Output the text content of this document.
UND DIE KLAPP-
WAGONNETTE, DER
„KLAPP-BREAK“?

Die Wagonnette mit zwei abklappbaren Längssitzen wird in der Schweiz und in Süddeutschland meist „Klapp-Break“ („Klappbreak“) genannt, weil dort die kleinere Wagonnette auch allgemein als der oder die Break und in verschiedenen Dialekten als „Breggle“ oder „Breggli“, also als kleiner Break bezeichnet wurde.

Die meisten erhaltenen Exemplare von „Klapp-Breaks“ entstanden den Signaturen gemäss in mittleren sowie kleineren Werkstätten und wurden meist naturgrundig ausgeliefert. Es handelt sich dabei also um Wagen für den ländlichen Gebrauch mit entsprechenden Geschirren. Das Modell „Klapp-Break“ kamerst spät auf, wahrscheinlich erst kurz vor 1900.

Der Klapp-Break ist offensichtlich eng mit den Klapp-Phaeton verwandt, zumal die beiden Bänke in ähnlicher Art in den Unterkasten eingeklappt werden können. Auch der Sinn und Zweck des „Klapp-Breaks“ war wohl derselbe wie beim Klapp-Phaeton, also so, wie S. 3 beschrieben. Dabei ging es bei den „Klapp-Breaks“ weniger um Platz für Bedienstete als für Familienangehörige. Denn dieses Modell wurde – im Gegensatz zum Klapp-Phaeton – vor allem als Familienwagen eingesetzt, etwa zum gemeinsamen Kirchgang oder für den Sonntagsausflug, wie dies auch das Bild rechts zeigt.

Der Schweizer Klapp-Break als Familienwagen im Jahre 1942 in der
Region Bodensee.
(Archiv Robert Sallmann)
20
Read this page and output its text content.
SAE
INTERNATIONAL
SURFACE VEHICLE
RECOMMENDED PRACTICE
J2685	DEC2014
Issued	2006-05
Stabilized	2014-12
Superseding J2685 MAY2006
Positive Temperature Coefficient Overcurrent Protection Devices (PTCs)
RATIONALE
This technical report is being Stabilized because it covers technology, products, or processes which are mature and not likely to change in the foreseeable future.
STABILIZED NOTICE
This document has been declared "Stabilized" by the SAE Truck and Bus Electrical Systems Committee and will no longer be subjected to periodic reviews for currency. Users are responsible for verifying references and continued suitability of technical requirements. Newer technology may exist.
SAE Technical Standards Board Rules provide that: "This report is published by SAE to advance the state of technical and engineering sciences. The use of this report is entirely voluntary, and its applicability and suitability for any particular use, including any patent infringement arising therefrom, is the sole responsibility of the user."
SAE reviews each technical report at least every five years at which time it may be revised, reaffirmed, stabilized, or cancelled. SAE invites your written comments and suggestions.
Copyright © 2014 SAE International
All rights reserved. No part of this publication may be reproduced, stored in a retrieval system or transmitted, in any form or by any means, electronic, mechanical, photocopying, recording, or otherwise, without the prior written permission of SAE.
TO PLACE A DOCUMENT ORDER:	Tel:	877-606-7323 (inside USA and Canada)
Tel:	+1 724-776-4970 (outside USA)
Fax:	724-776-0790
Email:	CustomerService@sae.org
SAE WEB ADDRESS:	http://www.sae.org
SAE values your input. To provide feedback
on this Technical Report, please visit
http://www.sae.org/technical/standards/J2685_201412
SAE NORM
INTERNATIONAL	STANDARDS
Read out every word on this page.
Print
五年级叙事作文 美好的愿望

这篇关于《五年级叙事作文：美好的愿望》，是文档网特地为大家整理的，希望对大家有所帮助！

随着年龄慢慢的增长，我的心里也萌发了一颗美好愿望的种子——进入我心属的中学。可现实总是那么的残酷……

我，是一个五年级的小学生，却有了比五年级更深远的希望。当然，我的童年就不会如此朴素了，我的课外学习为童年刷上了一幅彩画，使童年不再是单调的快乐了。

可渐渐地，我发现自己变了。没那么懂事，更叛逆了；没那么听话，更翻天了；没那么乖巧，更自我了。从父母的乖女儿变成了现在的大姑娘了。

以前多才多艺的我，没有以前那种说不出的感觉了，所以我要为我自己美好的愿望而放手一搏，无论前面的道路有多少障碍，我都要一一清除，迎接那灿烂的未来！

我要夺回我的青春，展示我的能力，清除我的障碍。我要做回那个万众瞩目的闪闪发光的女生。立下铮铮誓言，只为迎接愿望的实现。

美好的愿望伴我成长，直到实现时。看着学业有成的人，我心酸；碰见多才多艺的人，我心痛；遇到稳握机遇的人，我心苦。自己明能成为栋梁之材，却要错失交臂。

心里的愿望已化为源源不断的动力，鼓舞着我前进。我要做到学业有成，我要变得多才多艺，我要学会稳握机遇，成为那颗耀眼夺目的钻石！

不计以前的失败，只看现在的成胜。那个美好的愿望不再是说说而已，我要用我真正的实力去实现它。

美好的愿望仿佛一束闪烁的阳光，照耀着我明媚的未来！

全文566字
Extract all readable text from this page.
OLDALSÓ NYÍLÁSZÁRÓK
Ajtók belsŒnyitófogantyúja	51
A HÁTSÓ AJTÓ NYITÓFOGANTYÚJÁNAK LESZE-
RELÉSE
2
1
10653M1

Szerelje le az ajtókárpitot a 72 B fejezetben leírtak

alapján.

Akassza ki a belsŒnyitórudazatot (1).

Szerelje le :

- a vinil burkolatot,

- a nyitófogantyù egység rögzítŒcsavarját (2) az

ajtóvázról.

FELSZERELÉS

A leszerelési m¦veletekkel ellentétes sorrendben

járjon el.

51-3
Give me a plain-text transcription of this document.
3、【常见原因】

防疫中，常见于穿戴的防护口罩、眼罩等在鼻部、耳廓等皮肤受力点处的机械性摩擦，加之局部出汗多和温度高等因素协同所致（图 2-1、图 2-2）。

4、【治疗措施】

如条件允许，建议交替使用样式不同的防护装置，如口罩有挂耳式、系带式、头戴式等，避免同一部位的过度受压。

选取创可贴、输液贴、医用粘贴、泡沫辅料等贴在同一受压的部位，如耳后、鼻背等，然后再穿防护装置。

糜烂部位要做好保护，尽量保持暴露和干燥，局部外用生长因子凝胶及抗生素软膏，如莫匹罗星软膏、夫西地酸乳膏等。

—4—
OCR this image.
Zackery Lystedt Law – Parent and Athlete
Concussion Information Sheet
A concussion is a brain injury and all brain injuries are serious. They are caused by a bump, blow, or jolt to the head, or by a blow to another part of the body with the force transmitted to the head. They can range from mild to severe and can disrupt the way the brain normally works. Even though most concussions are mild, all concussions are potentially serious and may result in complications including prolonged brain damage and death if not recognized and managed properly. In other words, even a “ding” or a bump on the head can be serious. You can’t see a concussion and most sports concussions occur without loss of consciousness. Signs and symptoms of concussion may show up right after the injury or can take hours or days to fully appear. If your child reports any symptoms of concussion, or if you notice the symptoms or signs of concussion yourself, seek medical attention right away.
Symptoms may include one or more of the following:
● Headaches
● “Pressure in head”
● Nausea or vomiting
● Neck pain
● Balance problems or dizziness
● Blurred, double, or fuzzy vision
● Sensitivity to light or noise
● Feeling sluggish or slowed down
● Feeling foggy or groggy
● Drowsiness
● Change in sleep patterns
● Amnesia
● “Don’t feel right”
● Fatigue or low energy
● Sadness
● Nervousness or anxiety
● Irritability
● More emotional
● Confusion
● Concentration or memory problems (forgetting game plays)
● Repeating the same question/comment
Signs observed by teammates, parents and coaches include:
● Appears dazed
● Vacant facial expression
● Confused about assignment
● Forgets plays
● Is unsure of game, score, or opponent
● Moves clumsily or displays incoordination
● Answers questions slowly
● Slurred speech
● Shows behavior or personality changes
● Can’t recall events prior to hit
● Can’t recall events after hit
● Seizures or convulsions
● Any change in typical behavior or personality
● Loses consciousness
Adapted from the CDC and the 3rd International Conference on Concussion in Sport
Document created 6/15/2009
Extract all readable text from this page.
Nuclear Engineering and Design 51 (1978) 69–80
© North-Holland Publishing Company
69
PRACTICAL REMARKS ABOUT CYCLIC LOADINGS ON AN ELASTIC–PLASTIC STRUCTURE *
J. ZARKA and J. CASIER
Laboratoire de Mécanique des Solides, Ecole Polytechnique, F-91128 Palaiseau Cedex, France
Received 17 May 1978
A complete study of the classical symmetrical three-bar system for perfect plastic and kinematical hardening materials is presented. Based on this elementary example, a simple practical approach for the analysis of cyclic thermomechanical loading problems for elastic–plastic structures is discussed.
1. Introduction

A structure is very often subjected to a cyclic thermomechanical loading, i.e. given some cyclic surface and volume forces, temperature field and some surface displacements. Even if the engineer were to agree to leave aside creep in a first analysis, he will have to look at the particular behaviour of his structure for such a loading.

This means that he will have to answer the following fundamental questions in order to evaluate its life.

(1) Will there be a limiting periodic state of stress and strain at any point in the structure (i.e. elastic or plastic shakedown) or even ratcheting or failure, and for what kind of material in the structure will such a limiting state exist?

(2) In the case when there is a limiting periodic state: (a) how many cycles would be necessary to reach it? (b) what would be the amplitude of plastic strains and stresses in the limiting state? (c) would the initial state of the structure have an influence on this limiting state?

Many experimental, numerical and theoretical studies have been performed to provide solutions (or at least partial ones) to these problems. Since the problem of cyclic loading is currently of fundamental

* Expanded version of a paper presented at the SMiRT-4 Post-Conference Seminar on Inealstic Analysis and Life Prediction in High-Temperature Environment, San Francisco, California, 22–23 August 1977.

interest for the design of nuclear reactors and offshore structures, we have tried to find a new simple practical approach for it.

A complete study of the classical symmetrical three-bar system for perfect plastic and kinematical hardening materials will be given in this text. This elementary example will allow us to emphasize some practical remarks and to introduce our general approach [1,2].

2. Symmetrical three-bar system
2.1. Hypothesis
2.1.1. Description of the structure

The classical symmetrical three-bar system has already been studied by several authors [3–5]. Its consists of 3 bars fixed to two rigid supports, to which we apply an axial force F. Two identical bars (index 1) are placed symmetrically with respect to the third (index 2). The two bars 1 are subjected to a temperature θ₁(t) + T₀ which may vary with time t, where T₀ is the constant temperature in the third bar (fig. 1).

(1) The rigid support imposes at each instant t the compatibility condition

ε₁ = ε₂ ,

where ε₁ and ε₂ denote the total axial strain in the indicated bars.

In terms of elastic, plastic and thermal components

####################

▶ _Aim of the task_
Please list every line of the records that contains "prior".

▶ _Result for this task_
All rights reserved. No part of this publication may be reproduced, stored in a retrieval system or transmitted, in any form or by any means, electronic, mechanical, photocopying, recording, or otherwise, without the prior written permission of SAE.
● Can’t recall events prior to hit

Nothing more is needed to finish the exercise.